» EXERCISE BRIEF
Retype exactly the lines from the one containing "Read all visible content and emit it as JSON." through the last line of the records below, including both, and leave out any pictures.

» GIVEN ENTRIES
===============
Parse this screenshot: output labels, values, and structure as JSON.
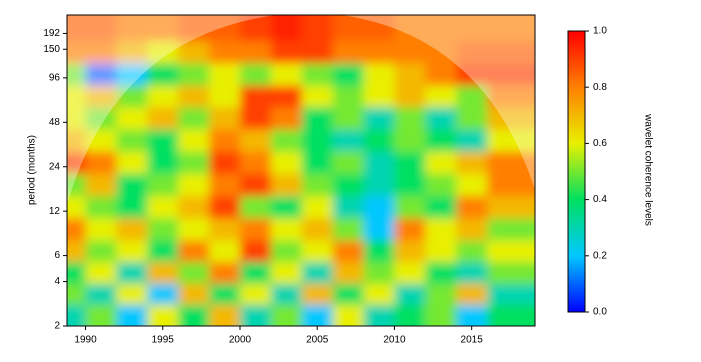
{
  "chart_data": {
    "type": "heatmap",
    "y_label": "period (months)",
    "colorbar_label": "wavelet coherence levels",
    "xlim": [
      1988.8,
      2019.1
    ],
    "xticks": [
      1990,
      1995,
      2000,
      2005,
      2010,
      2015
    ],
    "ylim": [
      2,
      256
    ],
    "yticks": [
      2,
      4,
      6,
      12,
      24,
      48,
      96,
      150,
      192
    ],
    "log_y": true,
    "zlim": [
      0,
      1
    ],
    "zticks": [
      {
        "value": 0,
        "label": "0.0"
      },
      0.2,
      0.4,
      0.6,
      0.8,
      {
        "value": 1,
        "label": "1.0"
      }
    ],
    "colormap": [
      "#0000ff",
      "#00c8ff",
      "#00e060",
      "#e8f000",
      "#ff8000",
      "#ff0000"
    ],
    "x": [
      1989,
      1991,
      1993,
      1995,
      1997,
      1999,
      2001,
      2003,
      2005,
      2007,
      2009,
      2011,
      2013,
      2015,
      2017
    ],
    "y": [
      2.4,
      3.3,
      4.6,
      6.5,
      9,
      13,
      18,
      26,
      36,
      52,
      72,
      102,
      144,
      204
    ],
    "z": [
      [
        0.3,
        0.5,
        0.2,
        0.6,
        0.4,
        0.7,
        0.3,
        0.5,
        0.2,
        0.6,
        0.3,
        0.4,
        0.5,
        0.2,
        0.4
      ],
      [
        0.5,
        0.3,
        0.6,
        0.2,
        0.7,
        0.4,
        0.6,
        0.3,
        0.7,
        0.4,
        0.6,
        0.3,
        0.5,
        0.7,
        0.3
      ],
      [
        0.4,
        0.6,
        0.3,
        0.7,
        0.5,
        0.8,
        0.4,
        0.6,
        0.3,
        0.7,
        0.5,
        0.6,
        0.4,
        0.3,
        0.5
      ],
      [
        0.7,
        0.5,
        0.6,
        0.4,
        0.8,
        0.6,
        0.9,
        0.5,
        0.6,
        0.8,
        0.4,
        0.7,
        0.6,
        0.5,
        0.6
      ],
      [
        0.8,
        0.6,
        0.7,
        0.5,
        0.6,
        0.7,
        0.8,
        0.6,
        0.7,
        0.5,
        0.2,
        0.8,
        0.6,
        0.7,
        0.5
      ],
      [
        0.6,
        0.5,
        0.4,
        0.6,
        0.7,
        0.9,
        0.5,
        0.4,
        0.6,
        0.3,
        0.2,
        0.5,
        0.4,
        0.8,
        0.7
      ],
      [
        0.5,
        0.7,
        0.4,
        0.5,
        0.6,
        0.8,
        0.9,
        0.7,
        0.5,
        0.4,
        0.3,
        0.4,
        0.5,
        0.6,
        0.8
      ],
      [
        0.9,
        0.8,
        0.6,
        0.4,
        0.5,
        0.9,
        0.8,
        0.6,
        0.4,
        0.5,
        0.3,
        0.4,
        0.6,
        0.7,
        0.8
      ],
      [
        0.7,
        0.6,
        0.5,
        0.4,
        0.6,
        0.8,
        0.7,
        0.5,
        0.4,
        0.3,
        0.4,
        0.5,
        0.4,
        0.3,
        0.6
      ],
      [
        0.6,
        0.5,
        0.6,
        0.7,
        0.5,
        0.7,
        0.9,
        0.8,
        0.4,
        0.5,
        0.3,
        0.5,
        0.3,
        0.5,
        0.7
      ],
      [
        0.6,
        0.7,
        0.5,
        0.6,
        0.7,
        0.6,
        0.9,
        0.9,
        0.6,
        0.5,
        0.6,
        0.7,
        0.6,
        0.5,
        0.8
      ],
      [
        0.5,
        0.1,
        0.2,
        0.4,
        0.5,
        0.6,
        0.5,
        0.6,
        0.5,
        0.4,
        0.6,
        0.7,
        0.8,
        0.9,
        0.9
      ],
      [
        0.8,
        0.8,
        0.7,
        0.6,
        0.7,
        0.8,
        0.8,
        0.9,
        0.9,
        0.8,
        0.8,
        0.8,
        0.8,
        0.85,
        0.85
      ],
      [
        0.85,
        0.85,
        0.8,
        0.8,
        0.85,
        0.85,
        0.9,
        0.95,
        0.9,
        0.85,
        0.85,
        0.8,
        0.8,
        0.8,
        0.8
      ]
    ]
  }
}
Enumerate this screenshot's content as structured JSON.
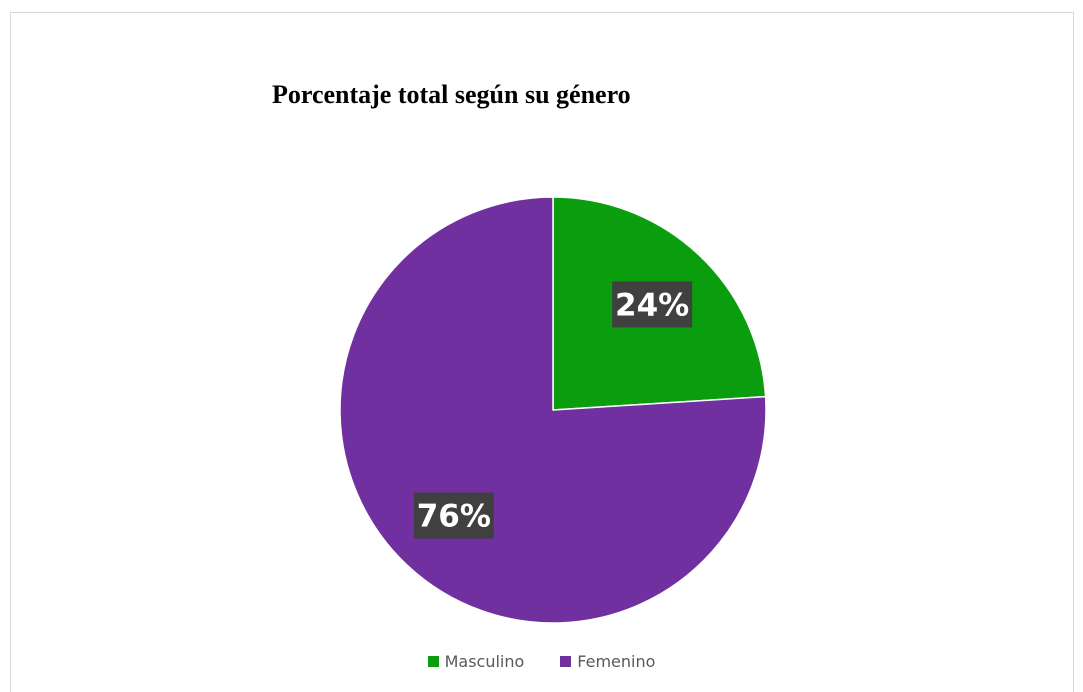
{
  "chart_data": {
    "type": "pie",
    "title": "Porcentaje total según su género",
    "categories": [
      "Masculino",
      "Femenino"
    ],
    "values": [
      24,
      76
    ],
    "data_labels": [
      "24%",
      "76%"
    ],
    "colors": [
      "#0a9e0f",
      "#7030a0"
    ],
    "label_background": "#404040",
    "label_color": "#ffffff",
    "legend_position": "bottom",
    "start_angle": "12 o'clock, clockwise"
  }
}
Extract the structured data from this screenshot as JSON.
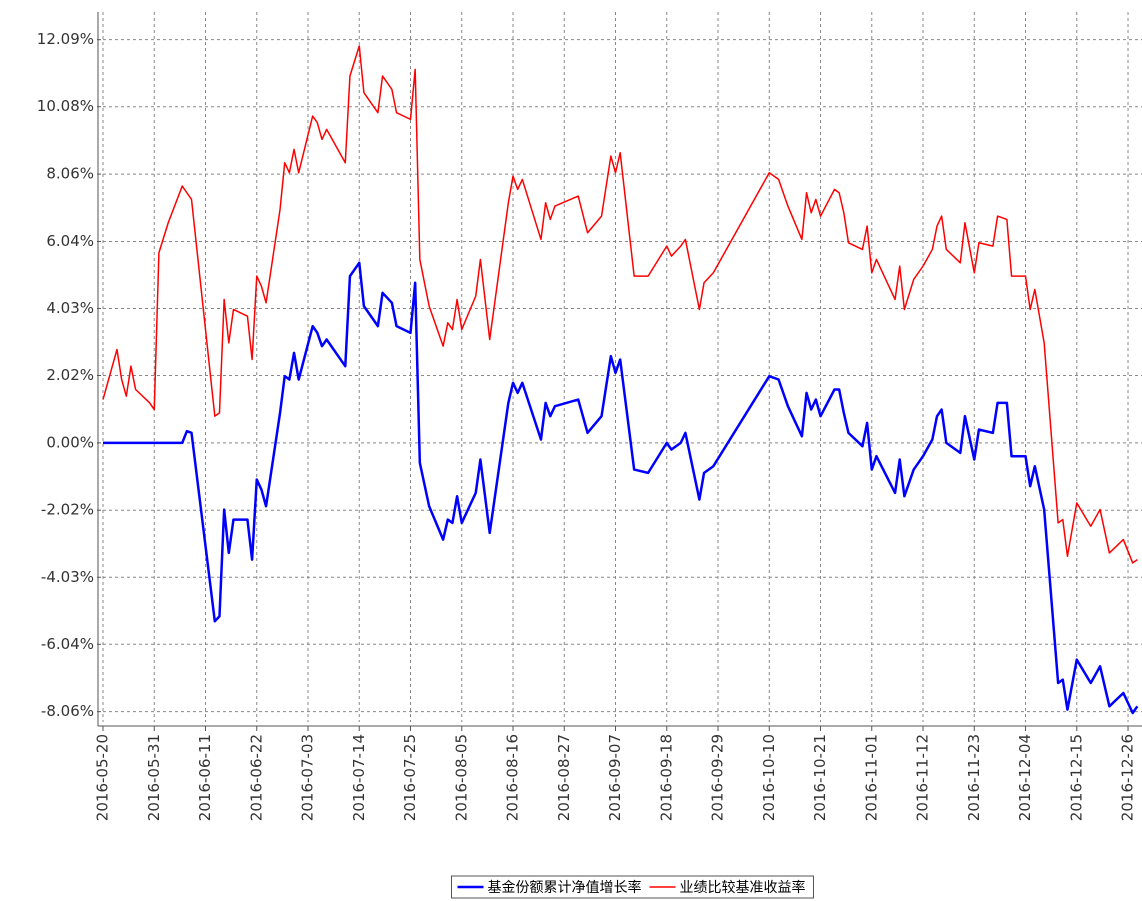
{
  "chart_data": {
    "type": "line",
    "x": [
      "2016-05-20",
      "2016-05-23",
      "2016-05-24",
      "2016-05-25",
      "2016-05-26",
      "2016-05-27",
      "2016-05-30",
      "2016-05-31",
      "2016-06-01",
      "2016-06-03",
      "2016-06-06",
      "2016-06-07",
      "2016-06-08",
      "2016-06-13",
      "2016-06-14",
      "2016-06-15",
      "2016-06-16",
      "2016-06-17",
      "2016-06-20",
      "2016-06-21",
      "2016-06-22",
      "2016-06-23",
      "2016-06-24",
      "2016-06-27",
      "2016-06-28",
      "2016-06-29",
      "2016-06-30",
      "2016-07-01",
      "2016-07-04",
      "2016-07-05",
      "2016-07-06",
      "2016-07-07",
      "2016-07-11",
      "2016-07-12",
      "2016-07-14",
      "2016-07-15",
      "2016-07-18",
      "2016-07-19",
      "2016-07-21",
      "2016-07-22",
      "2016-07-25",
      "2016-07-26",
      "2016-07-27",
      "2016-07-29",
      "2016-08-01",
      "2016-08-02",
      "2016-08-03",
      "2016-08-04",
      "2016-08-05",
      "2016-08-08",
      "2016-08-09",
      "2016-08-11",
      "2016-08-15",
      "2016-08-16",
      "2016-08-17",
      "2016-08-18",
      "2016-08-22",
      "2016-08-23",
      "2016-08-24",
      "2016-08-25",
      "2016-08-30",
      "2016-09-01",
      "2016-09-04",
      "2016-09-06",
      "2016-09-07",
      "2016-09-08",
      "2016-09-11",
      "2016-09-14",
      "2016-09-18",
      "2016-09-19",
      "2016-09-21",
      "2016-09-22",
      "2016-09-25",
      "2016-09-26",
      "2016-09-28",
      "2016-10-10",
      "2016-10-12",
      "2016-10-14",
      "2016-10-17",
      "2016-10-18",
      "2016-10-19",
      "2016-10-20",
      "2016-10-21",
      "2016-10-24",
      "2016-10-25",
      "2016-10-26",
      "2016-10-27",
      "2016-10-30",
      "2016-10-31",
      "2016-11-01",
      "2016-11-02",
      "2016-11-06",
      "2016-11-07",
      "2016-11-08",
      "2016-11-10",
      "2016-11-12",
      "2016-11-14",
      "2016-11-15",
      "2016-11-16",
      "2016-11-17",
      "2016-11-20",
      "2016-11-21",
      "2016-11-23",
      "2016-11-24",
      "2016-11-27",
      "2016-11-28",
      "2016-11-30",
      "2016-12-01",
      "2016-12-04",
      "2016-12-05",
      "2016-12-06",
      "2016-12-08",
      "2016-12-11",
      "2016-12-12",
      "2016-12-13",
      "2016-12-15",
      "2016-12-18",
      "2016-12-20",
      "2016-12-22",
      "2016-12-25",
      "2016-12-27",
      "2016-12-28"
    ],
    "series": [
      {
        "name": "基金份额累计净值增长率",
        "color": "#0000ff",
        "width": 2.5,
        "values": [
          0,
          0,
          0,
          0,
          0,
          0,
          0,
          0,
          0,
          0,
          0,
          0.35,
          0.3,
          -5.35,
          -5.2,
          -2.0,
          -3.3,
          -2.3,
          -2.3,
          -3.5,
          -1.1,
          -1.4,
          -1.9,
          0.9,
          2.0,
          1.9,
          2.7,
          1.9,
          3.5,
          3.3,
          2.9,
          3.1,
          2.3,
          5.0,
          5.4,
          4.1,
          3.5,
          4.5,
          4.2,
          3.5,
          3.3,
          4.8,
          -0.6,
          -1.9,
          -2.9,
          -2.3,
          -2.4,
          -1.6,
          -2.4,
          -1.5,
          -0.5,
          -2.7,
          1.2,
          1.8,
          1.5,
          1.8,
          0.1,
          1.2,
          0.8,
          1.1,
          1.3,
          0.3,
          0.8,
          2.6,
          2.1,
          2.5,
          -0.8,
          -0.9,
          0,
          -0.2,
          0,
          0.3,
          -1.7,
          -0.9,
          -0.7,
          2.0,
          1.9,
          1.1,
          0.2,
          1.5,
          1.0,
          1.3,
          0.8,
          1.6,
          1.6,
          0.9,
          0.3,
          -0.1,
          0.6,
          -0.8,
          -0.4,
          -1.5,
          -0.5,
          -1.6,
          -0.8,
          -0.4,
          0.1,
          0.8,
          1.0,
          0,
          -0.3,
          0.8,
          -0.5,
          0.4,
          0.3,
          1.2,
          1.2,
          -0.4,
          -0.4,
          -1.3,
          -0.7,
          -2.0,
          -7.2,
          -7.1,
          -8.0,
          -6.5,
          -7.2,
          -6.7,
          -7.9,
          -7.5,
          -8.1,
          -7.9
        ]
      },
      {
        "name": "业绩比较基准收益率",
        "color": "#ff0000",
        "width": 1.5,
        "values": [
          1.3,
          2.8,
          1.9,
          1.4,
          2.3,
          1.6,
          1.2,
          1.0,
          5.7,
          6.6,
          7.7,
          7.5,
          7.3,
          0.8,
          0.9,
          4.3,
          3.0,
          4.0,
          3.8,
          2.5,
          5.0,
          4.7,
          4.2,
          7.0,
          8.4,
          8.1,
          8.8,
          8.1,
          9.8,
          9.6,
          9.1,
          9.4,
          8.4,
          11.0,
          11.9,
          10.5,
          9.9,
          11.0,
          10.6,
          9.9,
          9.7,
          11.2,
          5.5,
          4.1,
          2.9,
          3.6,
          3.4,
          4.3,
          3.4,
          4.4,
          5.5,
          3.1,
          7.2,
          8.0,
          7.6,
          7.9,
          6.1,
          7.2,
          6.7,
          7.1,
          7.4,
          6.3,
          6.8,
          8.6,
          8.1,
          8.7,
          5.0,
          5.0,
          5.9,
          5.6,
          5.9,
          6.1,
          4.0,
          4.8,
          5.1,
          8.1,
          7.9,
          7.1,
          6.1,
          7.5,
          6.9,
          7.3,
          6.8,
          7.6,
          7.5,
          6.9,
          6.0,
          5.8,
          6.5,
          5.1,
          5.5,
          4.3,
          5.3,
          4.0,
          4.9,
          5.3,
          5.8,
          6.5,
          6.8,
          5.8,
          5.4,
          6.6,
          5.1,
          6.0,
          5.9,
          6.8,
          6.7,
          5.0,
          5.0,
          4.0,
          4.6,
          3.0,
          -2.4,
          -2.3,
          -3.4,
          -1.8,
          -2.5,
          -2.0,
          -3.3,
          -2.9,
          -3.6,
          -3.5
        ]
      }
    ],
    "xlim": [
      "2016-05-20",
      "2016-12-29"
    ],
    "xticks": [
      "2016-05-20",
      "2016-05-31",
      "2016-06-11",
      "2016-06-22",
      "2016-07-03",
      "2016-07-14",
      "2016-07-25",
      "2016-08-05",
      "2016-08-16",
      "2016-08-27",
      "2016-09-07",
      "2016-09-18",
      "2016-09-29",
      "2016-10-10",
      "2016-10-21",
      "2016-11-01",
      "2016-11-12",
      "2016-11-23",
      "2016-12-04",
      "2016-12-15",
      "2016-12-26"
    ],
    "ylim": [
      -8.37,
      12.92
    ],
    "yticks": [
      {
        "value": -8.06,
        "label": "-8.06%"
      },
      {
        "value": -6.04,
        "label": "-6.04%"
      },
      {
        "value": -4.03,
        "label": "-4.03%"
      },
      {
        "value": -2.02,
        "label": "-2.02%"
      },
      {
        "value": 0,
        "label": "0.00%"
      },
      {
        "value": 2.02,
        "label": "2.02%"
      },
      {
        "value": 4.03,
        "label": "4.03%"
      },
      {
        "value": 6.04,
        "label": "6.04%"
      },
      {
        "value": 8.06,
        "label": "8.06%"
      },
      {
        "value": 10.08,
        "label": "10.08%"
      },
      {
        "value": 12.09,
        "label": "12.09%"
      }
    ],
    "grid": true,
    "legend": "bottom"
  }
}
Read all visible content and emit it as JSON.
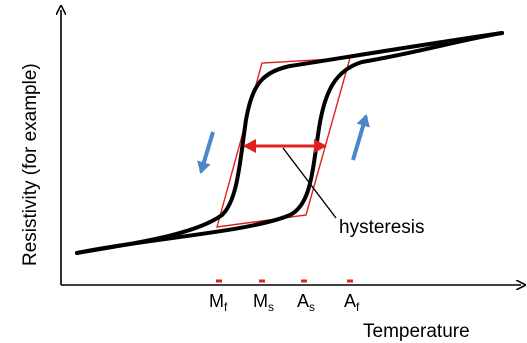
{
  "axes": {
    "y_label": "Resistivity (for example)",
    "x_label": "Temperature"
  },
  "ticks": [
    {
      "base": "M",
      "sub": "f"
    },
    {
      "base": "M",
      "sub": "s"
    },
    {
      "base": "A",
      "sub": "s"
    },
    {
      "base": "A",
      "sub": "f"
    }
  ],
  "annotation": "hysteresis",
  "colors": {
    "curve": "#000000",
    "loop_outline": "#e0201c",
    "width_arrow": "#e0201c",
    "tick_marks": "#e0201c",
    "direction_arrows": "#4a86c8"
  }
}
===============
» RESPONSE TO THIS TASK
Read all visible content and emit it as JSON.
{
  "axes": {
    "y_label": "Resistivity (for example)",
    "x_label": "Temperature"
  },
  "ticks": [
    {
      "base": "M",
      "sub": "f"
    },
    {
      "base": "M",
      "sub": "s"
    },
    {
      "base": "A",
      "sub": "s"
    },
    {
      "base": "A",
      "sub": "f"
    }
  ],
  "annotation": "hysteresis",
  "colors": {
    "curve": "#000000",
    "loop_outline": "#e0201c",
    "width_arrow": "#e0201c",
    "tick_marks": "#e0201c",
    "direction_arrows": "#4a86c8"
  }
}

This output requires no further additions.